(Listings of boxed layout items)
########

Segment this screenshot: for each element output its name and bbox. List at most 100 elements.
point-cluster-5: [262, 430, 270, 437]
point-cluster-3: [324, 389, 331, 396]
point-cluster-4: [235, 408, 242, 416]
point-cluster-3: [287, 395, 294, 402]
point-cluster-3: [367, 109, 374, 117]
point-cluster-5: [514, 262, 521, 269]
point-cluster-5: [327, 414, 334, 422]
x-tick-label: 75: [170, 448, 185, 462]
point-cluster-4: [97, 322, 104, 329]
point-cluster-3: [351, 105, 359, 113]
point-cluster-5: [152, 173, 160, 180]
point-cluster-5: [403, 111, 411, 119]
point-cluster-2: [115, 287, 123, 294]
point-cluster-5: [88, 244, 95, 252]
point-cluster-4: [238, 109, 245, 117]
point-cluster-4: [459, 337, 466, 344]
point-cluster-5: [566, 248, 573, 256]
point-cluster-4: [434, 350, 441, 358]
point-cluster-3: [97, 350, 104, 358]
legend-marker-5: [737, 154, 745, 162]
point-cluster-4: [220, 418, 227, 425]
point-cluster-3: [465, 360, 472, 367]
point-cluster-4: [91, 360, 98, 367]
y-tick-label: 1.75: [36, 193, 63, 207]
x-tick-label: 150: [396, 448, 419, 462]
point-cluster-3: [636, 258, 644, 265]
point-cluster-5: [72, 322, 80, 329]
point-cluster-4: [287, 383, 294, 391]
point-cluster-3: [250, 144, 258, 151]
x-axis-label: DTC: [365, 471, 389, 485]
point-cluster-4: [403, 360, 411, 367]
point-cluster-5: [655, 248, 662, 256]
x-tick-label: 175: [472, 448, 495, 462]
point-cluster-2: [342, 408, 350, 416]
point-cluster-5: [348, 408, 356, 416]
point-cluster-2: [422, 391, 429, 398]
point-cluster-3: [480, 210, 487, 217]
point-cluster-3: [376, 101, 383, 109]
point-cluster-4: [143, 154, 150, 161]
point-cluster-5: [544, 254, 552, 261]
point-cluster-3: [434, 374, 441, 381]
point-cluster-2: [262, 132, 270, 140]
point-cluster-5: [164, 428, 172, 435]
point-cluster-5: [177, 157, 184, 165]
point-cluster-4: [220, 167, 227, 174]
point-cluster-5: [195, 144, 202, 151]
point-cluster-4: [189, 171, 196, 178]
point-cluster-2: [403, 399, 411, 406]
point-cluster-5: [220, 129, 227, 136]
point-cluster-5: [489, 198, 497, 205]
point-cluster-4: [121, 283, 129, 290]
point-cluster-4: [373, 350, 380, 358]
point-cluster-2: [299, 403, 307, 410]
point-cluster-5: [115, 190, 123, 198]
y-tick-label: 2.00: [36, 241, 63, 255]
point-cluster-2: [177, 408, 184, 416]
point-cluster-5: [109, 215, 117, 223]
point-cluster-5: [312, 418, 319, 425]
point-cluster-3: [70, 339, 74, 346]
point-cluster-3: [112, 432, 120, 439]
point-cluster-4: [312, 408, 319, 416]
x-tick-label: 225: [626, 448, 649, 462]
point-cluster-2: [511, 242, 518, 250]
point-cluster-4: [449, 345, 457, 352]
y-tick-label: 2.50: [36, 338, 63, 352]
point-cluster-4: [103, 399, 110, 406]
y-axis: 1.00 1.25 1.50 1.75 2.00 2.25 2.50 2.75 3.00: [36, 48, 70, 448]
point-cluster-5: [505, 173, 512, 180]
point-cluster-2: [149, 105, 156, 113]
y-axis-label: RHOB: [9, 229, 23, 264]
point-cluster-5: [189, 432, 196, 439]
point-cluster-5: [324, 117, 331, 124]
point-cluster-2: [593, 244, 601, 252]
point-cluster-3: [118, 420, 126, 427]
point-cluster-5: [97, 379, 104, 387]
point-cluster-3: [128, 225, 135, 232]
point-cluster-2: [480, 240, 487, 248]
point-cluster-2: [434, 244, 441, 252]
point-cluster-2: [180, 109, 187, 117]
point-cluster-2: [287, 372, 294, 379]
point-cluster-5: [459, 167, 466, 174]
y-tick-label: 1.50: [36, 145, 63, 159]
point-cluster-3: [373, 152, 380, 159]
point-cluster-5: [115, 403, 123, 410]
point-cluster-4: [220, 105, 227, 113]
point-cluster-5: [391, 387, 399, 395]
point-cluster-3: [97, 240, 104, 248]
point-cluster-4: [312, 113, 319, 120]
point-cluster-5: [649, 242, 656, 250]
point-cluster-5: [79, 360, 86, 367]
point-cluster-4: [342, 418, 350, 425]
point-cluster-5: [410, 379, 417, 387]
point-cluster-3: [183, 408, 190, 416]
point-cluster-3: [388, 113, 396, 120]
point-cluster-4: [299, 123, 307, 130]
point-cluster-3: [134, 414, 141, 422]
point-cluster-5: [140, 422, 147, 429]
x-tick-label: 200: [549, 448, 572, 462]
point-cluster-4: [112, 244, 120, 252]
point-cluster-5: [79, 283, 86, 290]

########

Copy out all the records above verbatim.

Segment this screenshot: for each element output its name and bbox. List at most 100 elements.
point-cluster-5: [262, 430, 270, 437]
point-cluster-3: [324, 389, 331, 396]
point-cluster-4: [235, 408, 242, 416]
point-cluster-3: [287, 395, 294, 402]
point-cluster-3: [367, 109, 374, 117]
point-cluster-5: [514, 262, 521, 269]
point-cluster-5: [327, 414, 334, 422]
x-tick-label: 75: [170, 448, 185, 462]
point-cluster-4: [97, 322, 104, 329]
point-cluster-3: [351, 105, 359, 113]
point-cluster-5: [152, 173, 160, 180]
point-cluster-5: [403, 111, 411, 119]
point-cluster-2: [115, 287, 123, 294]
point-cluster-5: [88, 244, 95, 252]
point-cluster-4: [238, 109, 245, 117]
point-cluster-4: [459, 337, 466, 344]
point-cluster-5: [566, 248, 573, 256]
point-cluster-4: [434, 350, 441, 358]
point-cluster-3: [97, 350, 104, 358]
legend-marker-5: [737, 154, 745, 162]
point-cluster-4: [220, 418, 227, 425]
point-cluster-3: [465, 360, 472, 367]
point-cluster-4: [91, 360, 98, 367]
y-tick-label: 1.75: [36, 193, 63, 207]
x-tick-label: 150: [396, 448, 419, 462]
point-cluster-3: [636, 258, 644, 265]
point-cluster-5: [72, 322, 80, 329]
point-cluster-4: [287, 383, 294, 391]
point-cluster-3: [250, 144, 258, 151]
x-axis-label: DTC: [365, 471, 389, 485]
point-cluster-4: [403, 360, 411, 367]
point-cluster-5: [655, 248, 662, 256]
x-tick-label: 175: [472, 448, 495, 462]
point-cluster-2: [342, 408, 350, 416]
point-cluster-5: [348, 408, 356, 416]
point-cluster-2: [422, 391, 429, 398]
point-cluster-3: [480, 210, 487, 217]
point-cluster-3: [376, 101, 383, 109]
point-cluster-4: [143, 154, 150, 161]
point-cluster-5: [544, 254, 552, 261]
point-cluster-3: [434, 374, 441, 381]
point-cluster-2: [262, 132, 270, 140]
point-cluster-5: [164, 428, 172, 435]
point-cluster-5: [177, 157, 184, 165]
point-cluster-4: [220, 167, 227, 174]
point-cluster-5: [195, 144, 202, 151]
point-cluster-4: [189, 171, 196, 178]
point-cluster-2: [403, 399, 411, 406]
point-cluster-5: [220, 129, 227, 136]
point-cluster-5: [489, 198, 497, 205]
point-cluster-4: [121, 283, 129, 290]
point-cluster-4: [373, 350, 380, 358]
point-cluster-2: [299, 403, 307, 410]
point-cluster-5: [115, 190, 123, 198]
y-tick-label: 2.00: [36, 241, 63, 255]
point-cluster-2: [177, 408, 184, 416]
point-cluster-5: [109, 215, 117, 223]
point-cluster-5: [312, 418, 319, 425]
point-cluster-3: [70, 339, 74, 346]
point-cluster-3: [112, 432, 120, 439]
point-cluster-4: [312, 408, 319, 416]
x-tick-label: 225: [626, 448, 649, 462]
point-cluster-2: [511, 242, 518, 250]
point-cluster-4: [449, 345, 457, 352]
y-tick-label: 2.50: [36, 338, 63, 352]
point-cluster-4: [103, 399, 110, 406]
y-axis: 1.00 1.25 1.50 1.75 2.00 2.25 2.50 2.75 3.00: [36, 48, 70, 448]
point-cluster-5: [505, 173, 512, 180]
point-cluster-2: [149, 105, 156, 113]
y-axis-label: RHOB: [9, 229, 23, 264]
point-cluster-5: [189, 432, 196, 439]
point-cluster-5: [324, 117, 331, 124]
point-cluster-2: [593, 244, 601, 252]
point-cluster-3: [118, 420, 126, 427]
point-cluster-5: [97, 379, 104, 387]
point-cluster-3: [128, 225, 135, 232]
point-cluster-2: [480, 240, 487, 248]
point-cluster-2: [434, 244, 441, 252]
point-cluster-2: [180, 109, 187, 117]
point-cluster-2: [287, 372, 294, 379]
point-cluster-5: [459, 167, 466, 174]
y-tick-label: 1.50: [36, 145, 63, 159]
point-cluster-3: [373, 152, 380, 159]
point-cluster-5: [115, 403, 123, 410]
point-cluster-4: [220, 105, 227, 113]
point-cluster-5: [391, 387, 399, 395]
point-cluster-3: [97, 240, 104, 248]
point-cluster-4: [312, 113, 319, 120]
point-cluster-5: [649, 242, 656, 250]
point-cluster-5: [79, 360, 86, 367]
point-cluster-4: [342, 418, 350, 425]
point-cluster-5: [410, 379, 417, 387]
point-cluster-3: [183, 408, 190, 416]
point-cluster-3: [388, 113, 396, 120]
point-cluster-4: [299, 123, 307, 130]
point-cluster-3: [134, 414, 141, 422]
point-cluster-5: [140, 422, 147, 429]
x-tick-label: 200: [549, 448, 572, 462]
point-cluster-4: [112, 244, 120, 252]
point-cluster-5: [79, 283, 86, 290]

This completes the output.